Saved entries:
+++
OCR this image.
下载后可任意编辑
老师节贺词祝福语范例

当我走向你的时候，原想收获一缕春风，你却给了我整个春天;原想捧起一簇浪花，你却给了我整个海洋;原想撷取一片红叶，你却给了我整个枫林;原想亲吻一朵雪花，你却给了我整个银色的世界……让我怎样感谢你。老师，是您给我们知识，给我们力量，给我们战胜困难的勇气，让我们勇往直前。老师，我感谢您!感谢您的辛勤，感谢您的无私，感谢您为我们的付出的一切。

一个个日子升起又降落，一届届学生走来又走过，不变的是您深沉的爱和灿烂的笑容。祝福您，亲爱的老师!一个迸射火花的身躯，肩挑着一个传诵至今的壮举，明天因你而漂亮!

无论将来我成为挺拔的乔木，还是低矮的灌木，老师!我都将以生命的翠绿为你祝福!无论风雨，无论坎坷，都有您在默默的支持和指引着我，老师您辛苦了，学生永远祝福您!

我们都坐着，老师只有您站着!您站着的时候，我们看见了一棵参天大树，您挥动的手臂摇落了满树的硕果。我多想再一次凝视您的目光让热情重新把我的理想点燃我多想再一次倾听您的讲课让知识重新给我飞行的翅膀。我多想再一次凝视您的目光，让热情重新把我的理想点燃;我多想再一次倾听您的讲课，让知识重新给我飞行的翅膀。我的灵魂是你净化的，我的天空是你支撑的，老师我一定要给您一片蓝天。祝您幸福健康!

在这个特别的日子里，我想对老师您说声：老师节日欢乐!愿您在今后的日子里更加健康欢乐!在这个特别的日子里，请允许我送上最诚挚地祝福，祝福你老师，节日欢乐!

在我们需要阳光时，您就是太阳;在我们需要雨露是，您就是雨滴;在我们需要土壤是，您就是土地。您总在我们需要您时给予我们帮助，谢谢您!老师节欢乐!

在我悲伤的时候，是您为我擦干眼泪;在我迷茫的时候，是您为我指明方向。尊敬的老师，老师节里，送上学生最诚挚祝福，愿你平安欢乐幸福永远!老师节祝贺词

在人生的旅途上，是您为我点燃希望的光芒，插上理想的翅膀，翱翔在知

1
+++
**Aim of the exercise**
Output the records verbatim, from the first line to the last.

**The reply**
OCR this image.
下载后可任意编辑
老师节贺词祝福语范例

当我走向你的时候，原想收获一缕春风，你却给了我整个春天;原想捧起一簇浪花，你却给了我整个海洋;原想撷取一片红叶，你却给了我整个枫林;原想亲吻一朵雪花，你却给了我整个银色的世界……让我怎样感谢你。老师，是您给我们知识，给我们力量，给我们战胜困难的勇气，让我们勇往直前。老师，我感谢您!感谢您的辛勤，感谢您的无私，感谢您为我们的付出的一切。

一个个日子升起又降落，一届届学生走来又走过，不变的是您深沉的爱和灿烂的笑容。祝福您，亲爱的老师!一个迸射火花的身躯，肩挑着一个传诵至今的壮举，明天因你而漂亮!

无论将来我成为挺拔的乔木，还是低矮的灌木，老师!我都将以生命的翠绿为你祝福!无论风雨，无论坎坷，都有您在默默的支持和指引着我，老师您辛苦了，学生永远祝福您!

我们都坐着，老师只有您站着!您站着的时候，我们看见了一棵参天大树，您挥动的手臂摇落了满树的硕果。我多想再一次凝视您的目光让热情重新把我的理想点燃我多想再一次倾听您的讲课让知识重新给我飞行的翅膀。我多想再一次凝视您的目光，让热情重新把我的理想点燃;我多想再一次倾听您的讲课，让知识重新给我飞行的翅膀。我的灵魂是你净化的，我的天空是你支撑的，老师我一定要给您一片蓝天。祝您幸福健康!

在这个特别的日子里，我想对老师您说声：老师节日欢乐!愿您在今后的日子里更加健康欢乐!在这个特别的日子里，请允许我送上最诚挚地祝福，祝福你老师，节日欢乐!

在我们需要阳光时，您就是太阳;在我们需要雨露是，您就是雨滴;在我们需要土壤是，您就是土地。您总在我们需要您时给予我们帮助，谢谢您!老师节欢乐!

在我悲伤的时候，是您为我擦干眼泪;在我迷茫的时候，是您为我指明方向。尊敬的老师，老师节里，送上学生最诚挚祝福，愿你平安欢乐幸福永远!老师节祝贺词

在人生的旅途上，是您为我点燃希望的光芒，插上理想的翅膀，翱翔在知

1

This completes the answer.